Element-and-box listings
::::::

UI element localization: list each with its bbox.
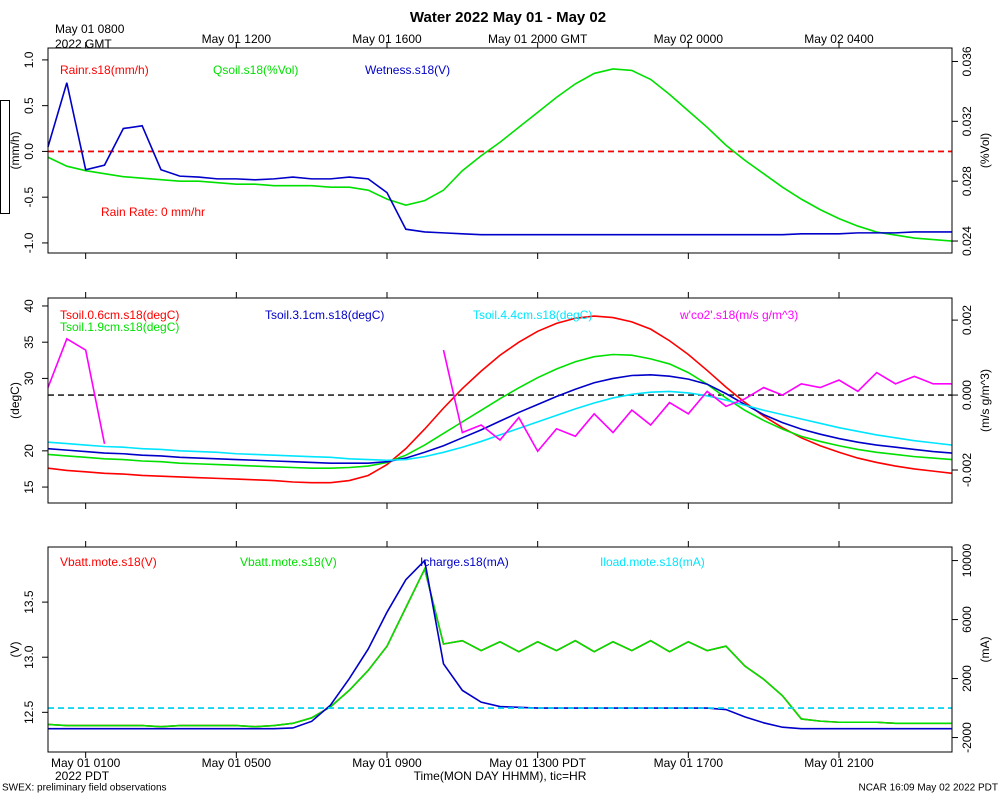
x-tick-label: May 01 0500 bbox=[202, 756, 272, 770]
y-axis-label: (V) bbox=[8, 642, 22, 658]
y-tick-label: 0.0 bbox=[22, 143, 36, 160]
y2-axis-label: (mA) bbox=[978, 637, 992, 663]
legend-entry: w'co2'.s18(m/s g/m^3) bbox=[679, 308, 798, 322]
y2-tick-label: 2000 bbox=[960, 665, 974, 692]
legend-entry: Tsoil.0.6cm.s18(degC) bbox=[60, 308, 179, 322]
series-line bbox=[47, 353, 953, 470]
x-tick-label: May 01 0900 bbox=[352, 756, 422, 770]
legend-entry: Vbatt.mote.s18(V) bbox=[240, 555, 337, 569]
legend-entry: Icharge.s18(mA) bbox=[420, 555, 509, 569]
x-tick-label: May 01 1700 bbox=[654, 756, 724, 770]
x-tick-label: May 01 1300 PDT bbox=[489, 756, 586, 770]
series-line bbox=[47, 68, 953, 242]
y-tick-label: 15 bbox=[22, 480, 36, 494]
annotation: Rain Rate: 0 mm/hr bbox=[101, 205, 205, 219]
y2-tick-label: 0.024 bbox=[960, 226, 974, 256]
y2-tick-label: 0.032 bbox=[960, 106, 974, 136]
x-tick-note: 2022 GMT bbox=[55, 37, 112, 51]
x-tick-label: May 01 1600 bbox=[352, 32, 422, 46]
legend-entry: Rainr.s18(mm/h) bbox=[60, 63, 149, 77]
y-tick-label: 0.5 bbox=[22, 97, 36, 114]
legend-entry: Tsoil.1.9cm.s18(degC) bbox=[60, 320, 179, 334]
legend-entry: Tsoil.3.1cm.s18(degC) bbox=[265, 308, 384, 322]
x-tick-label: May 01 0100 bbox=[51, 756, 121, 770]
series-line bbox=[47, 315, 953, 484]
y-tick-label: 30 bbox=[22, 371, 36, 385]
y-tick-label: 13.5 bbox=[22, 590, 36, 614]
y-tick-label: 12.5 bbox=[22, 700, 36, 724]
x-tick-label: May 01 1200 bbox=[202, 32, 272, 46]
side-box bbox=[0, 100, 10, 214]
y-tick-label: 20 bbox=[22, 444, 36, 458]
plot-frame bbox=[47, 546, 953, 753]
y-tick-label: 40 bbox=[22, 299, 36, 313]
y2-axis-label: (%Vol) bbox=[978, 133, 992, 168]
y2-tick-label: 6000 bbox=[960, 606, 974, 633]
x-tick-label: May 01 2000 GMT bbox=[488, 32, 588, 46]
page-title: Water 2022 May 01 - May 02 bbox=[410, 9, 606, 26]
x-tick-note: 2022 PDT bbox=[55, 769, 110, 783]
y2-tick-label: -0.002 bbox=[960, 453, 974, 487]
legend-entry: Wetness.s18(V) bbox=[365, 63, 450, 77]
y-axis-label: (mm/h) bbox=[8, 132, 22, 170]
x-tick-label: May 01 2100 bbox=[804, 756, 874, 770]
series-line bbox=[47, 390, 953, 462]
series-line bbox=[47, 566, 952, 728]
series-line bbox=[47, 82, 952, 236]
y-tick-label: 13.0 bbox=[22, 645, 36, 669]
x-tick-label: May 01 0800 bbox=[55, 22, 125, 36]
plot-frame bbox=[47, 297, 953, 504]
y-tick-label: -1.0 bbox=[22, 232, 36, 253]
x-tick-label: May 02 0000 bbox=[654, 32, 724, 46]
plot-frame bbox=[47, 47, 953, 254]
series-line bbox=[47, 337, 952, 453]
y2-axis-label: (m/s g/m^3) bbox=[978, 369, 992, 432]
footer-left: SWEX: preliminary field observations bbox=[2, 783, 167, 794]
footer-right: NCAR 16:09 May 02 2022 PDT bbox=[858, 783, 998, 794]
legend-entry: Qsoil.s18(%Vol) bbox=[213, 63, 298, 77]
legend-entry: Vbatt.mote.s18(V) bbox=[60, 555, 157, 569]
y2-tick-label: 0.028 bbox=[960, 166, 974, 196]
series-line bbox=[47, 373, 953, 464]
y-axis-label: (degC) bbox=[8, 382, 22, 419]
x-tick-label: May 02 0400 bbox=[804, 32, 874, 46]
legend-entry: Iload.mote.s18(mA) bbox=[600, 555, 705, 569]
y2-tick-label: 0.000 bbox=[960, 380, 974, 410]
y2-tick-label: -2000 bbox=[960, 722, 974, 753]
y-tick-label: 35 bbox=[22, 335, 36, 349]
y2-tick-label: 0.002 bbox=[960, 305, 974, 335]
y2-tick-label: 0.036 bbox=[960, 46, 974, 76]
y2-tick-label: 10000 bbox=[960, 544, 974, 578]
x-axis-label: Time(MON DAY HHMM), tic=HR bbox=[414, 769, 587, 783]
series-line bbox=[48, 558, 952, 730]
y-tick-label: -0.5 bbox=[22, 187, 36, 208]
legend-entry: Tsoil.4.4cm.s18(degC) bbox=[473, 308, 592, 322]
y-tick-label: 1.0 bbox=[22, 51, 36, 68]
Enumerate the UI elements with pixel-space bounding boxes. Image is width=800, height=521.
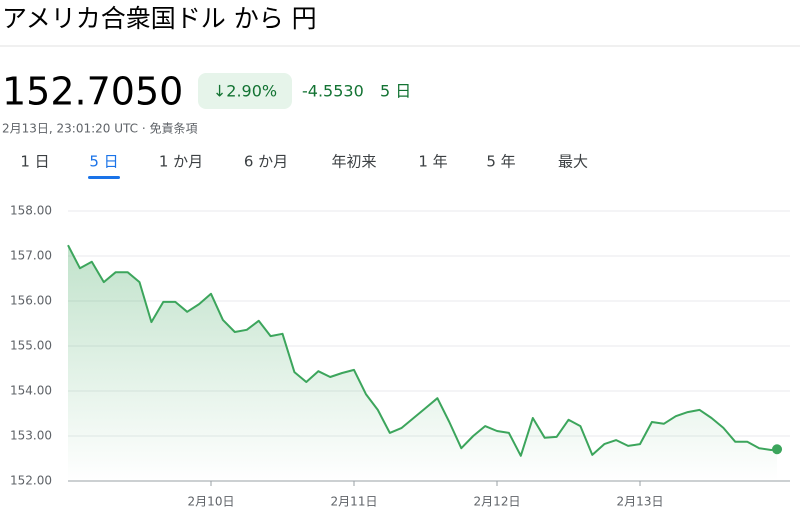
change-badge: [198, 73, 292, 109]
line: [67, 244, 778, 457]
title: アメリカ合衆国ドル から 円: [2, 4, 317, 33]
y-tick-label: 152.00: [10, 474, 52, 488]
tab[interactable]: 最大: [558, 153, 588, 171]
change: -4.5530: [302, 82, 364, 101]
y-tick-label: 158.00: [10, 204, 52, 218]
x-tick-label: 2月12日: [474, 495, 521, 509]
change-percent: ↓2.90%: [213, 82, 277, 101]
tab[interactable]: 6 か月: [244, 153, 288, 171]
x-tick-label: 2月10日: [188, 495, 235, 509]
x-tick-label: 2月11日: [331, 495, 378, 509]
y-tick-label: 155.00: [10, 339, 52, 353]
y-tick-label: 153.00: [10, 429, 52, 443]
period: 5 日: [380, 82, 411, 101]
y-tick-label: 156.00: [10, 294, 52, 308]
tab[interactable]: 年初来: [331, 153, 376, 171]
tab[interactable]: 1 か月: [159, 153, 203, 171]
timestamp: 2月13日, 23:01:20 UTC · 免責条項: [2, 121, 197, 136]
tab[interactable]: 5 年: [486, 153, 515, 171]
area: [68, 245, 778, 481]
y-tick-label: 154.00: [10, 384, 52, 398]
tab[interactable]: 1 日: [20, 153, 49, 171]
tab[interactable]: 5 日: [89, 153, 118, 171]
last-point: [772, 444, 783, 455]
tab-underline: [88, 176, 120, 179]
tab[interactable]: 1 年: [418, 153, 447, 171]
y-tick-label: 157.00: [10, 249, 52, 263]
price: 152.7050: [2, 70, 183, 114]
x-tick-label: 2月13日: [617, 495, 664, 509]
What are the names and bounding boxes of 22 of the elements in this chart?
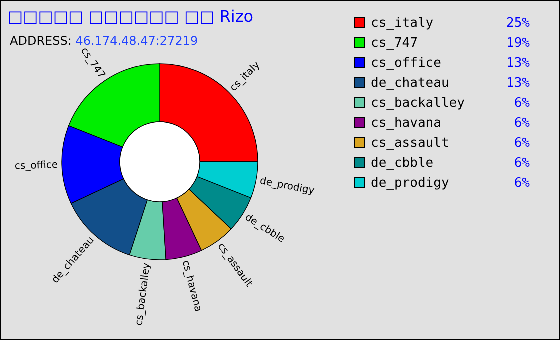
- slice-label: cs_office: [14, 160, 58, 172]
- legend-label: de_prodigy: [371, 176, 450, 191]
- data-label: 13%: [506, 76, 530, 91]
- legend-label: cs_747: [371, 36, 418, 51]
- data-label: 6%: [514, 96, 530, 111]
- data-label: 25%: [506, 16, 530, 31]
- legend-label: cs_havana: [371, 116, 442, 131]
- data-label: 6%: [514, 156, 530, 171]
- legend-label: cs_backalley: [371, 96, 466, 111]
- data-label: 6%: [514, 116, 530, 131]
- data-label: 6%: [514, 176, 530, 191]
- chart-title: □□□□□ □□□□□□ □□ Rizo: [8, 7, 254, 26]
- data-label: 19%: [506, 36, 530, 51]
- legend-label: cs_assault: [371, 136, 450, 151]
- legend-label: cs_office: [371, 56, 442, 71]
- slice-label: cs_backalley: [134, 262, 153, 326]
- text: ADDRESS: 46.174.48.47:27219: [10, 34, 198, 48]
- data-label: 6%: [514, 136, 530, 151]
- legend-label: de_cbble: [371, 156, 434, 171]
- legend-label: de_chateau: [371, 76, 450, 91]
- legend-label: cs_italy: [371, 16, 434, 31]
- data-label: 13%: [506, 56, 530, 71]
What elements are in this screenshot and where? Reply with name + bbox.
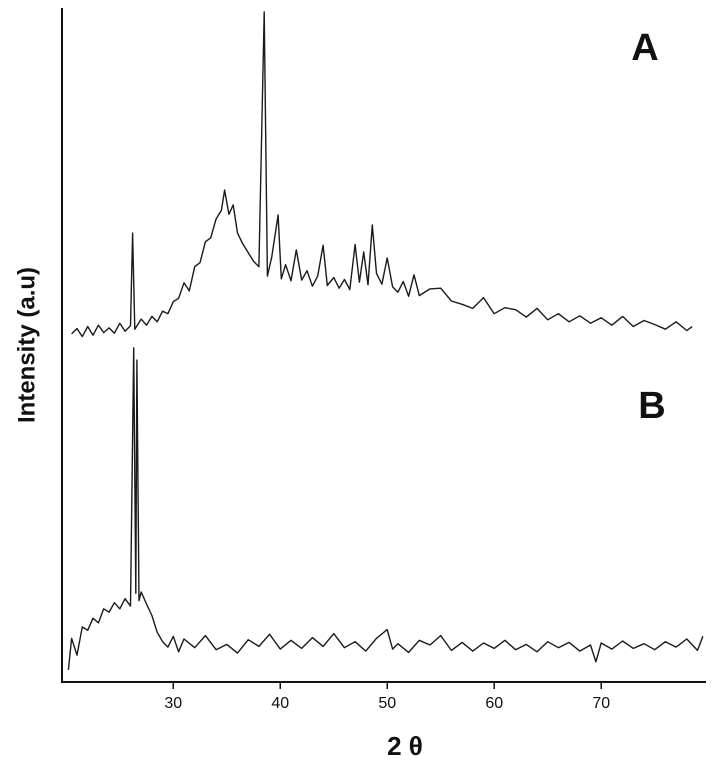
x-tick-label: 50 (378, 695, 396, 712)
series-line (67, 347, 704, 670)
series-line (71, 11, 693, 338)
annotation: B (638, 385, 665, 427)
x-tick-label: 40 (271, 695, 289, 712)
x-tick-label: 30 (164, 695, 182, 712)
x-axis-label: 2 θ (387, 731, 423, 761)
x-tick-label: 70 (592, 695, 610, 712)
x-tick-label: 60 (485, 695, 503, 712)
y-axis-label: Intensity (a.u) (13, 267, 40, 423)
annotation: A (631, 27, 658, 69)
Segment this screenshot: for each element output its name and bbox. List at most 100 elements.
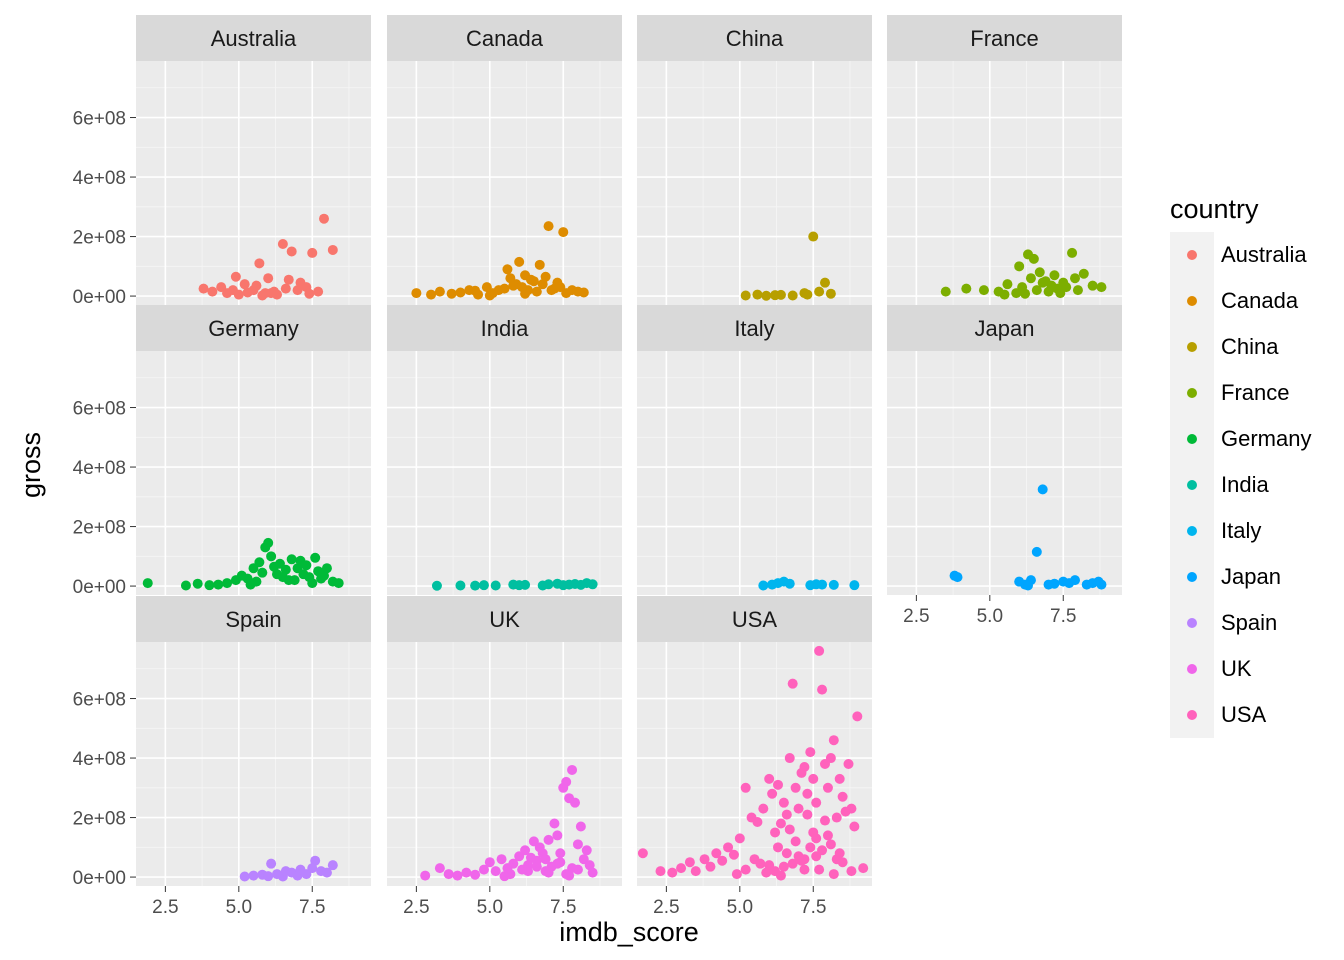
point-usa bbox=[655, 866, 666, 877]
point-usa bbox=[825, 839, 836, 850]
point-usa bbox=[802, 788, 813, 799]
point-australia bbox=[254, 258, 265, 269]
point-uk bbox=[570, 797, 580, 808]
point-uk bbox=[484, 857, 495, 868]
point-australia bbox=[263, 273, 274, 284]
point-canada bbox=[543, 221, 554, 232]
facet-strip-canada bbox=[387, 15, 622, 61]
point-spain bbox=[266, 858, 277, 869]
point-usa bbox=[837, 791, 848, 802]
point-uk bbox=[508, 858, 519, 869]
point-germany bbox=[213, 579, 224, 590]
legend-label-australia: Australia bbox=[1221, 242, 1307, 267]
point-canada bbox=[470, 285, 481, 296]
point-france bbox=[1031, 285, 1042, 296]
y-tick-label: 0e+00 bbox=[73, 868, 126, 889]
point-usa bbox=[811, 833, 822, 844]
point-uk bbox=[478, 864, 489, 875]
point-france bbox=[1025, 273, 1036, 284]
point-china bbox=[802, 289, 813, 300]
point-germany bbox=[254, 557, 265, 568]
point-india bbox=[470, 580, 481, 591]
legend-point-italy bbox=[1187, 526, 1197, 536]
x-tick-label: 2.5 bbox=[903, 606, 929, 627]
point-uk bbox=[434, 863, 445, 874]
point-china bbox=[820, 277, 830, 288]
point-france bbox=[940, 286, 951, 297]
point-france bbox=[1028, 253, 1039, 264]
facet-title-japan: Japan bbox=[975, 316, 1035, 341]
point-canada bbox=[434, 286, 445, 297]
point-germany bbox=[280, 564, 291, 575]
y-tick-label: 6e+08 bbox=[73, 690, 126, 711]
point-germany bbox=[307, 578, 318, 589]
point-usa bbox=[778, 797, 789, 808]
legend-point-uk bbox=[1187, 664, 1197, 674]
facet-strip-japan bbox=[887, 305, 1122, 351]
point-canada bbox=[534, 259, 545, 270]
point-usa bbox=[802, 809, 813, 820]
point-uk bbox=[540, 866, 551, 877]
x-tick-label: 7.5 bbox=[1050, 606, 1076, 627]
facet-strip-uk bbox=[387, 596, 622, 642]
legend-point-spain bbox=[1187, 618, 1197, 628]
point-usa bbox=[805, 747, 816, 758]
point-canada bbox=[531, 286, 542, 297]
point-usa bbox=[843, 759, 854, 769]
point-france bbox=[961, 283, 972, 294]
point-australia bbox=[257, 290, 268, 301]
point-usa bbox=[731, 869, 742, 880]
point-usa bbox=[831, 854, 842, 865]
point-usa bbox=[784, 753, 795, 764]
point-australia bbox=[207, 286, 218, 297]
point-india bbox=[478, 580, 489, 591]
point-canada bbox=[508, 280, 519, 291]
point-usa bbox=[822, 782, 833, 793]
point-usa bbox=[758, 803, 769, 814]
point-india bbox=[490, 580, 501, 591]
y-tick-label: 2e+08 bbox=[73, 228, 126, 249]
point-spain bbox=[327, 860, 338, 871]
point-uk bbox=[540, 854, 551, 865]
legend-label-japan: Japan bbox=[1221, 564, 1281, 589]
point-canada bbox=[455, 287, 466, 298]
point-uk bbox=[564, 870, 575, 881]
point-australia bbox=[280, 283, 291, 294]
legend-label-usa: USA bbox=[1221, 702, 1267, 727]
point-usa bbox=[822, 830, 833, 841]
point-france bbox=[1087, 280, 1098, 291]
point-germany bbox=[321, 563, 332, 574]
point-usa bbox=[734, 833, 745, 844]
point-usa bbox=[778, 861, 789, 872]
point-france bbox=[1078, 268, 1089, 279]
point-usa bbox=[717, 855, 728, 866]
point-usa bbox=[755, 858, 766, 869]
point-uk bbox=[575, 821, 586, 832]
point-germany bbox=[301, 560, 312, 571]
point-france bbox=[1055, 288, 1066, 299]
point-uk bbox=[543, 834, 554, 845]
point-usa bbox=[773, 842, 783, 853]
point-france bbox=[999, 289, 1010, 300]
y-tick-label: 4e+08 bbox=[73, 749, 126, 770]
point-italy bbox=[784, 578, 795, 589]
point-canada bbox=[446, 288, 457, 299]
y-tick-label: 0e+00 bbox=[73, 577, 126, 598]
point-usa bbox=[846, 866, 857, 877]
point-uk bbox=[490, 866, 501, 877]
point-australia bbox=[327, 244, 338, 255]
point-usa bbox=[790, 782, 801, 793]
point-usa bbox=[781, 809, 792, 820]
legend-label-india: India bbox=[1221, 472, 1269, 497]
point-australia bbox=[277, 239, 288, 249]
point-usa bbox=[699, 854, 710, 865]
point-australia bbox=[198, 283, 209, 294]
point-germany bbox=[245, 579, 256, 590]
point-japan bbox=[1070, 575, 1080, 586]
point-india bbox=[587, 579, 598, 590]
legend-point-canada bbox=[1187, 296, 1197, 306]
x-tick-label: 5.0 bbox=[226, 897, 252, 918]
point-uk bbox=[555, 848, 566, 859]
facet-title-canada: Canada bbox=[466, 26, 544, 51]
facet-strip-usa bbox=[637, 596, 872, 642]
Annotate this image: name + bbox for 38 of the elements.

::::::

Exercise objective
Please copy out everything from the line containing "x-tick-label: 50 (378, 695, 396, 712)" down to the line containing "Segment this screenshot: for", keeping each line as it appears in the listing.

Written answer
x-tick-label: 50 (378, 695, 396, 712)
series-line (67, 347, 704, 670)
series-line (71, 11, 693, 338)
annotation: B (638, 385, 665, 427)
x-tick-label: 40 (271, 695, 289, 712)
x-tick-label: 30 (164, 695, 182, 712)
x-axis-label: 2 θ (387, 731, 423, 761)
x-tick-label: 70 (592, 695, 610, 712)
x-tick-label: 60 (485, 695, 503, 712)
y-axis-label: Intensity (a.u) (13, 267, 40, 423)
annotation: A (631, 27, 658, 69)
Segment this screenshot: for each element output its name and bbox. List at most 100 elements.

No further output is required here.